*WHAT IS ASKED*
Set down each record exactly as written.

*INPUT MATERIAL*
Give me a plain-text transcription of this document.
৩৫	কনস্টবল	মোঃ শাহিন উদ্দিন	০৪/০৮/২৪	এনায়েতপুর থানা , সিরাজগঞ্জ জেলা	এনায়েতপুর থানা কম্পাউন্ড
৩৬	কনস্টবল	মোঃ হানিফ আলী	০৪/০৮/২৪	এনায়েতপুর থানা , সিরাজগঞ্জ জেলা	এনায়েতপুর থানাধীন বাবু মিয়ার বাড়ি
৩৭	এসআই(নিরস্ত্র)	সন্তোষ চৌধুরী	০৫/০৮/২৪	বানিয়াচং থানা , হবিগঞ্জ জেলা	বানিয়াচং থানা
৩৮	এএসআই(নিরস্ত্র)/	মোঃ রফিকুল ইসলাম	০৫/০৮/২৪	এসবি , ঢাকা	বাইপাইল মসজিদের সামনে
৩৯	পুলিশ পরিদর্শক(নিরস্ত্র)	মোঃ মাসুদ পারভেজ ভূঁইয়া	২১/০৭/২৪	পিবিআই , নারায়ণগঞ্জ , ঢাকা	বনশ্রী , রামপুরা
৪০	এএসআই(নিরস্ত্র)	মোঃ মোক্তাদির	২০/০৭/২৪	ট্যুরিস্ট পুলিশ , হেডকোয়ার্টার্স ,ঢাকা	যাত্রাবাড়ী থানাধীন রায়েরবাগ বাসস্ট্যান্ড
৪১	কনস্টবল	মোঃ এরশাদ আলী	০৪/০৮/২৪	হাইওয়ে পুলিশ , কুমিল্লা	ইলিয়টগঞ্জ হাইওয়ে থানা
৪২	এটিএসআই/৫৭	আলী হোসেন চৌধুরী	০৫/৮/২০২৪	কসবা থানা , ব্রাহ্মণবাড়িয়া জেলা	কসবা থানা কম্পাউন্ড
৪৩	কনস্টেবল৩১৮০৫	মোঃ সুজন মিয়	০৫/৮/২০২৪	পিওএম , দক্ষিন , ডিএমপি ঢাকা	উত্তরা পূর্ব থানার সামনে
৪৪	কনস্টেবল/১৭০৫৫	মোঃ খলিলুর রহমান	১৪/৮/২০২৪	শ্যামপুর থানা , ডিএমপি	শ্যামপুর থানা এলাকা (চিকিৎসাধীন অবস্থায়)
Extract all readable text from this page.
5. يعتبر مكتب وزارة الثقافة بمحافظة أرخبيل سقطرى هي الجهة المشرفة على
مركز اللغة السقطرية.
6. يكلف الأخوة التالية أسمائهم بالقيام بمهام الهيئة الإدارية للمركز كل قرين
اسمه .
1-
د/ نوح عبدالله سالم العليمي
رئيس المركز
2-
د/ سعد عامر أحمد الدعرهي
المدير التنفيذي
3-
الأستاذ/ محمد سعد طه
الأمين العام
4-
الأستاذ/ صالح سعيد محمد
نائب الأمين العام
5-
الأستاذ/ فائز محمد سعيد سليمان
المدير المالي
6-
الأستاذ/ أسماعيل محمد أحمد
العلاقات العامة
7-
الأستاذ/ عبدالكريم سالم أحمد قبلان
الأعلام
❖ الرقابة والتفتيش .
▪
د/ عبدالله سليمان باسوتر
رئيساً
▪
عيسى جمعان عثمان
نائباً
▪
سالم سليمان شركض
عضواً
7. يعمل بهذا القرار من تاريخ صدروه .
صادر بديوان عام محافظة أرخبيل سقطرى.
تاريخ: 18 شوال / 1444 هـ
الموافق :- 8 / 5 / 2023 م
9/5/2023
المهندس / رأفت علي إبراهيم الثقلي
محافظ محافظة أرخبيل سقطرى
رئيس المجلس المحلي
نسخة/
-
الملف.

*EXERCISE RESPONSE*
Give me a plain-text transcription of this document.
৩৫	কনস্টবল	মোঃ শাহিন উদ্দিন	০৪/০৮/২৪	এনায়েতপুর থানা , সিরাজগঞ্জ জেলা	এনায়েতপুর থানা কম্পাউন্ড
৩৬	কনস্টবল	মোঃ হানিফ আলী	০৪/০৮/২৪	এনায়েতপুর থানা , সিরাজগঞ্জ জেলা	এনায়েতপুর থানাধীন বাবু মিয়ার বাড়ি
৩৭	এসআই(নিরস্ত্র)	সন্তোষ চৌধুরী	০৫/০৮/২৪	বানিয়াচং থানা , হবিগঞ্জ জেলা	বানিয়াচং থানা
৩৮	এএসআই(নিরস্ত্র)/	মোঃ রফিকুল ইসলাম	০৫/০৮/২৪	এসবি , ঢাকা	বাইপাইল মসজিদের সামনে
৩৯	পুলিশ পরিদর্শক(নিরস্ত্র)	মোঃ মাসুদ পারভেজ ভূঁইয়া	২১/০৭/২৪	পিবিআই , নারায়ণগঞ্জ , ঢাকা	বনশ্রী , রামপুরা
৪০	এএসআই(নিরস্ত্র)	মোঃ মোক্তাদির	২০/০৭/২৪	ট্যুরিস্ট পুলিশ , হেডকোয়ার্টার্স ,ঢাকা	যাত্রাবাড়ী থানাধীন রায়েরবাগ বাসস্ট্যান্ড
৪১	কনস্টবল	মোঃ এরশাদ আলী	০৪/০৮/২৪	হাইওয়ে পুলিশ , কুমিল্লা	ইলিয়টগঞ্জ হাইওয়ে থানা
৪২	এটিএসআই/৫৭	আলী হোসেন চৌধুরী	০৫/৮/২০২৪	কসবা থানা , ব্রাহ্মণবাড়িয়া জেলা	কসবা থানা কম্পাউন্ড
৪৩	কনস্টেবল৩১৮০৫	মোঃ সুজন মিয়	০৫/৮/২০২৪	পিওএম , দক্ষিন , ডিএমপি ঢাকা	উত্তরা পূর্ব থানার সামনে
৪৪	কনস্টেবল/১৭০৫৫	মোঃ খলিলুর রহমান	১৪/৮/২০২৪	শ্যামপুর থানা , ডিএমপি	শ্যামপুর থানা এলাকা (চিকিৎসাধীন অবস্থায়)
Extract all readable text from this page.
5. يعتبر مكتب وزارة الثقافة بمحافظة أرخبيل سقطرى هي الجهة المشرفة على
مركز اللغة السقطرية.
6. يكلف الأخوة التالية أسمائهم بالقيام بمهام الهيئة الإدارية للمركز كل قرين
اسمه .
1-
د/ نوح عبدالله سالم العليمي
رئيس المركز
2-
د/ سعد عامر أحمد الدعرهي
المدير التنفيذي
3-
الأستاذ/ محمد سعد طه
الأمين العام
4-
الأستاذ/ صالح سعيد محمد
نائب الأمين العام
5-
الأستاذ/ فائز محمد سعيد سليمان
المدير المالي
6-
الأستاذ/ أسماعيل محمد أحمد
العلاقات العامة
7-
الأستاذ/ عبدالكريم سالم أحمد قبلان
الأعلام
❖ الرقابة والتفتيش .
▪
د/ عبدالله سليمان باسوتر
رئيساً
▪
عيسى جمعان عثمان
نائباً
▪
سالم سليمان شركض
عضواً
7. يعمل بهذا القرار من تاريخ صدروه .
صادر بديوان عام محافظة أرخبيل سقطرى.
تاريخ: 18 شوال / 1444 هـ
الموافق :- 8 / 5 / 2023 م
9/5/2023
المهندس / رأفت علي إبراهيم الثقلي
محافظ محافظة أرخبيل سقطرى
رئيس المجلس المحلي
نسخة/
-
الملف.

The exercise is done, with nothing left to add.